Selected text
Few words about me:
Zhigang Yao is an Associate Professor in the Department of Statistics and
Data Science at the National University of
Singapore (NUS). He also holds a courtesy joint
appointment with the Department of Mathematics at
NUS. He is a Faculty Affiliate of the Institute of Data Science (IDS)
at NUS. He received his
Ph.D. in Statistics from University of Pittsburgh in 2011. His thesis
advisors are Bill Eddy at Carnegie Mellon and Leon Gleser at
University of Pittsburgh. He has been an Assistant Professor at
NUS from 2014-2020. Before joining NUS, he has been working with Victor Panaretos
as a post-doc researcher at the Swiss Federal Institute of Technology (EPFL)
from 2011-2014.
From
2022, he has been a member of the Center
of Mathematical Sciences and Applications (CMSA)
at Harvard University. At Harvard, he collaborates with Shing-Tung Yau on manifold fitting and
researches the interface between statistics and geometry. He proactively
promotes emerging research directions at the intersection of statistics
and geometry on an international scale. Notably, he initiated the first Harvard Conference on
Geometry and Statistics in 2023. He also
co-organized two Interaction of Statistics and
Geometry (ISAG) conferences in Singapore, hosted by the Institute of
Mathematical Sciences (IMS). Additionally, he initiated two symposiums in
China at the Beijing Institute of
Mathematical Sciences and Applications (BIMSA)
and the Shanghai Institute for
Mathematics and Interdisciplinary Sciences (SIMIS),
scheduled for 2023-2025.
Few words about my work:
My
primary research focuses on statistical inference for complex data, with
an emphasis on the interaction between statistics and geometry.
Linearity
has long been regarded as a fundamental cornerstone in the development of
statistical methodology. For decades, significant progress in statistics
has focused on linearizing data and refining the methods we use to
analyze it. In recent times, however, we have increasingly encountered
various types of high-throughput data with high-dimensional
characteristics. While each data point is often represented as a long
vector or a large matrix, in principle, they can all be viewed as points
lying on or near an intrinsic manifold.

[Items drawn from a data source]
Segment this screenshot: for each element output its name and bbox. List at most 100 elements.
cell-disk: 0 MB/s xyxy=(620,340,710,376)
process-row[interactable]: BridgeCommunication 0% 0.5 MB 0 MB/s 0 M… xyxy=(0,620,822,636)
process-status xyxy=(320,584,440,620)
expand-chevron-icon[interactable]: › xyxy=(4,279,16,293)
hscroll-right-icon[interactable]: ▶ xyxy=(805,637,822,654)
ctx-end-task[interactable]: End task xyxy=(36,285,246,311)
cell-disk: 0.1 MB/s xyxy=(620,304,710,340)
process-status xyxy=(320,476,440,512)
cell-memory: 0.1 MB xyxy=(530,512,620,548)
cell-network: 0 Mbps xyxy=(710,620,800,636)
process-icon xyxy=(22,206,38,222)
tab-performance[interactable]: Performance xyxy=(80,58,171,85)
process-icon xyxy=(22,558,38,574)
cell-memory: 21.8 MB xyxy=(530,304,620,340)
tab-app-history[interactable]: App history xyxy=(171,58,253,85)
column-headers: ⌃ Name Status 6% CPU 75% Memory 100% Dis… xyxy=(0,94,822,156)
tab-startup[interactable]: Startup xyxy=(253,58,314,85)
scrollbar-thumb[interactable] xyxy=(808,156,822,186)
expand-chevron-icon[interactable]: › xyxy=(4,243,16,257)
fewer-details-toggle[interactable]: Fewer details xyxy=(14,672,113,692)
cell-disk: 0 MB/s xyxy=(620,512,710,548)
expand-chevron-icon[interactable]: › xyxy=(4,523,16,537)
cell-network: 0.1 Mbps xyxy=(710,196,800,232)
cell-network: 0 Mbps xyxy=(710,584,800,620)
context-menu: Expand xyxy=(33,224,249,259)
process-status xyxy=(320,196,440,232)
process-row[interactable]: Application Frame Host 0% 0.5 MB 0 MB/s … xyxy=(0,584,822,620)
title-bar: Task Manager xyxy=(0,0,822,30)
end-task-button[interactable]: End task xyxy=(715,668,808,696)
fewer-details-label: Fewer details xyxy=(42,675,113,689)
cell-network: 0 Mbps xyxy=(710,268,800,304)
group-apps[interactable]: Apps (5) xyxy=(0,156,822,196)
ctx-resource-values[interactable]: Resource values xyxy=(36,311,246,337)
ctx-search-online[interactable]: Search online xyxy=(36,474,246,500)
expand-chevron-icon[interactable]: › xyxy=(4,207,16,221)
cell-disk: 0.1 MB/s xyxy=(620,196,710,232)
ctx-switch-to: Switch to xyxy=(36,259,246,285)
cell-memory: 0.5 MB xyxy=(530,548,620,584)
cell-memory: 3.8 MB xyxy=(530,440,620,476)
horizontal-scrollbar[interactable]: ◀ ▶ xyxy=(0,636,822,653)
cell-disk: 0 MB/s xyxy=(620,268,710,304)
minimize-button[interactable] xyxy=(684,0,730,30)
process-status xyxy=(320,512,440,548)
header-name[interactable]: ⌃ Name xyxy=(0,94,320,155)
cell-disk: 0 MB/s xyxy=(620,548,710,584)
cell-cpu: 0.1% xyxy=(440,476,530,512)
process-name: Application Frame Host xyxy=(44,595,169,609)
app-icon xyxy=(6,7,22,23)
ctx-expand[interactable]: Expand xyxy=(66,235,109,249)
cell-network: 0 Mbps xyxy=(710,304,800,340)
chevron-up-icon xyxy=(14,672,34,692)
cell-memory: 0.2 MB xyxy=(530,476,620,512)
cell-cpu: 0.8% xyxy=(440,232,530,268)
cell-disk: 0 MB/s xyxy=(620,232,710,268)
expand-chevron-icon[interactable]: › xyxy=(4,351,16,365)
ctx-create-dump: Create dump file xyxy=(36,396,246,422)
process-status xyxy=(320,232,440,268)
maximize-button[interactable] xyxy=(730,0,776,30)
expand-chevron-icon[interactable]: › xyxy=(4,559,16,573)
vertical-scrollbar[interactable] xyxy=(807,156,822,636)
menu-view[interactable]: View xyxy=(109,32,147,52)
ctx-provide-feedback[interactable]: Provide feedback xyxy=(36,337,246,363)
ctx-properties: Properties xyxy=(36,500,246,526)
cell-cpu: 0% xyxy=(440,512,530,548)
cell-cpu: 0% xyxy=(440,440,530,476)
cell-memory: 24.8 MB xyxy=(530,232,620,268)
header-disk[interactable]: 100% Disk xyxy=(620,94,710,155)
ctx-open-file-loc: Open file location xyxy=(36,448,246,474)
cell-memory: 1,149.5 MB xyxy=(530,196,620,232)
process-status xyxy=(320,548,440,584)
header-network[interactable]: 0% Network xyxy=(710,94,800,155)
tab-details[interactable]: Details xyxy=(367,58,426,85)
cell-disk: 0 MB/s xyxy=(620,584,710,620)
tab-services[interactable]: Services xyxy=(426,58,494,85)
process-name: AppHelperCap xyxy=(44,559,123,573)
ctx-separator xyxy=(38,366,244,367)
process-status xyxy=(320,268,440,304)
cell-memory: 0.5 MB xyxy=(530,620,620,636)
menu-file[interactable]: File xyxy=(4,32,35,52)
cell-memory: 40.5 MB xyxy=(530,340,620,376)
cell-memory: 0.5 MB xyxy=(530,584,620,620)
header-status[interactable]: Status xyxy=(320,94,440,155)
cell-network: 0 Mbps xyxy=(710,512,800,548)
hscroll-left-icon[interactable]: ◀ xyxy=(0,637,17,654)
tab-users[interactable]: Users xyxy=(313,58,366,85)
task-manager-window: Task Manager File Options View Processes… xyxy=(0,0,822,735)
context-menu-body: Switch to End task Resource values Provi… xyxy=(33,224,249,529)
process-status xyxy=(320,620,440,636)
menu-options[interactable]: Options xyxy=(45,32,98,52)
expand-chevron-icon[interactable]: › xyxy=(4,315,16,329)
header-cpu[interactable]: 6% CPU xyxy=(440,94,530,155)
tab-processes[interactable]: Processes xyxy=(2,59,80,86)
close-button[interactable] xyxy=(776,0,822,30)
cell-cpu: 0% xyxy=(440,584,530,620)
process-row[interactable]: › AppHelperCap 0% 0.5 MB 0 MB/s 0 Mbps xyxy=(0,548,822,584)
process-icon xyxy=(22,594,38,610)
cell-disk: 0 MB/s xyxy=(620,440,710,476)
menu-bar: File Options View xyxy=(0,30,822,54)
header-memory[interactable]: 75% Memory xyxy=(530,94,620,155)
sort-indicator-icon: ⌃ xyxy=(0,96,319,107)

Problem requirements
Reproduce the passage of the Zhigang Yao biography that starts at "at Harvard University." and ends at "scheduled for 2023-2025.".

Task response
at Harvard University. At Harvard, he collaborates with Shing-Tung Yau on manifold fitting and
researches the interface between statistics and geometry. He proactively
promotes emerging research directions at the intersection of statistics
and geometry on an international scale. Notably, he initiated the first Harvard Conference on
Geometry and Statistics in 2023. He also
co-organized two Interaction of Statistics and
Geometry (ISAG) conferences in Singapore, hosted by the Institute of
Mathematical Sciences (IMS). Additionally, he initiated two symposiums in
China at the Beijing Institute of
Mathematical Sciences and Applications (BIMSA)
and the Shanghai Institute for
Mathematics and Interdisciplinary Sciences (SIMIS),
scheduled for 2023-2025.